* [Data supplied]
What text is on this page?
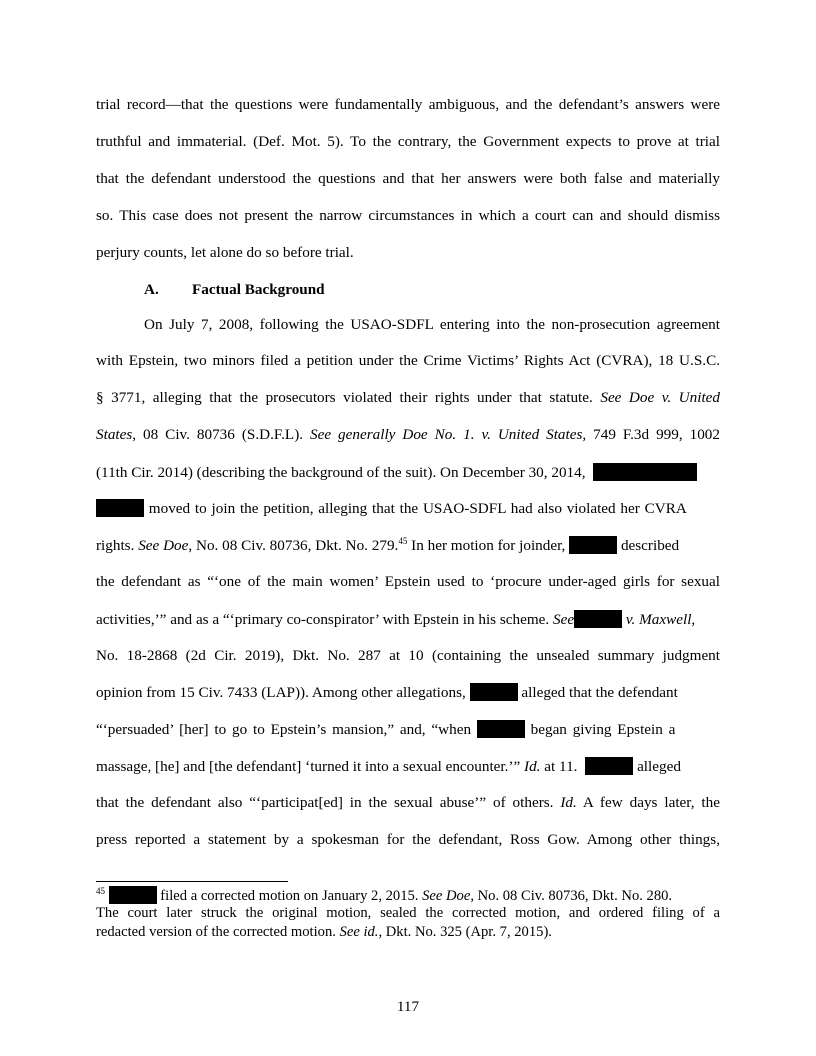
trial record—that the questions were fundamentally ambiguous, and the defendant’s answers were
truthful and immaterial. (Def. Mot. 5). To the contrary, the Government expects to prove at trial
that the defendant understood the questions and that her answers were both false and materially
so. This case does not present the narrow circumstances in which a court can and should dismiss
perjury counts, let alone do so before trial.
A. Factual Background
On July 7, 2008, following the USAO-SDFL entering into the non-prosecution agreement
with Epstein, two minors filed a petition under the Crime Victims’ Rights Act (CVRA), 18 U.S.C.
§ 3771, alleging that the prosecutors violated their rights under that statute. See Doe v. United
States, 08 Civ. 80736 (S.D.F.L). See generally Doe No. 1. v. United States, 749 F.3d 999, 1002
(11th Cir. 2014) (describing the background of the suit). On December 30, 2014,
moved to join the petition, alleging that the USAO-SDFL had also violated her CVRA
rights. See Doe, No. 08 Civ. 80736, Dkt. No. 279.45 In her motion for joinder,	described
the defendant as “‘one of the main women’ Epstein used to ‘procure under-aged girls for sexual
activities,’” and as a “‘primary co-conspirator’ with Epstein in his scheme. See	v. Maxwell,
No. 18-2868 (2d Cir. 2019), Dkt. No. 287 at 10 (containing the unsealed summary judgment
opinion from 15 Civ. 7433 (LAP)). Among other allegations,	alleged that the defendant
“‘persuaded’ [her] to go to Epstein’s mansion,” and, “when	began giving Epstein a
massage, [he] and [the defendant] ‘turned it into a sexual encounter.’” Id. at 11.	alleged
that the defendant also “‘participat[ed] in the sexual abuse’” of others. Id. A few days later, the
press reported a statement by a spokesman for the defendant, Ross Gow. Among other things,
$^{45}$	filed a corrected motion on January 2, 2015. See Doe, No. 08 Civ. 80736, Dkt. No. 280.
The court later struck the original motion, sealed the corrected motion, and ordered filing of a
redacted version of the corrected motion. See id., Dkt. No. 325 (Apr. 7, 2015).
117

* [What to do] Skip the pictures and print each record exactly as it stands.

* [Response below]
What text is on this page?
trial record—that the questions were fundamentally ambiguous, and the defendant’s answers were
truthful and immaterial. (Def. Mot. 5). To the contrary, the Government expects to prove at trial
that the defendant understood the questions and that her answers were both false and materially
so. This case does not present the narrow circumstances in which a court can and should dismiss
perjury counts, let alone do so before trial.
A. Factual Background
On July 7, 2008, following the USAO-SDFL entering into the non-prosecution agreement
with Epstein, two minors filed a petition under the Crime Victims’ Rights Act (CVRA), 18 U.S.C.
§ 3771, alleging that the prosecutors violated their rights under that statute. See Doe v. United
States, 08 Civ. 80736 (S.D.F.L). See generally Doe No. 1. v. United States, 749 F.3d 999, 1002
(11th Cir. 2014) (describing the background of the suit). On December 30, 2014,
moved to join the petition, alleging that the USAO-SDFL had also violated her CVRA
rights. See Doe, No. 08 Civ. 80736, Dkt. No. 279.45 In her motion for joinder,	described
the defendant as “‘one of the main women’ Epstein used to ‘procure under-aged girls for sexual
activities,’” and as a “‘primary co-conspirator’ with Epstein in his scheme. See	v. Maxwell,
No. 18-2868 (2d Cir. 2019), Dkt. No. 287 at 10 (containing the unsealed summary judgment
opinion from 15 Civ. 7433 (LAP)). Among other allegations,	alleged that the defendant
“‘persuaded’ [her] to go to Epstein’s mansion,” and, “when	began giving Epstein a
massage, [he] and [the defendant] ‘turned it into a sexual encounter.’” Id. at 11.	alleged
that the defendant also “‘participat[ed] in the sexual abuse’” of others. Id. A few days later, the
press reported a statement by a spokesman for the defendant, Ross Gow. Among other things,
$^{45}$	filed a corrected motion on January 2, 2015. See Doe, No. 08 Civ. 80736, Dkt. No. 280.
The court later struck the original motion, sealed the corrected motion, and ordered filing of a
redacted version of the corrected motion. See id., Dkt. No. 325 (Apr. 7, 2015).
117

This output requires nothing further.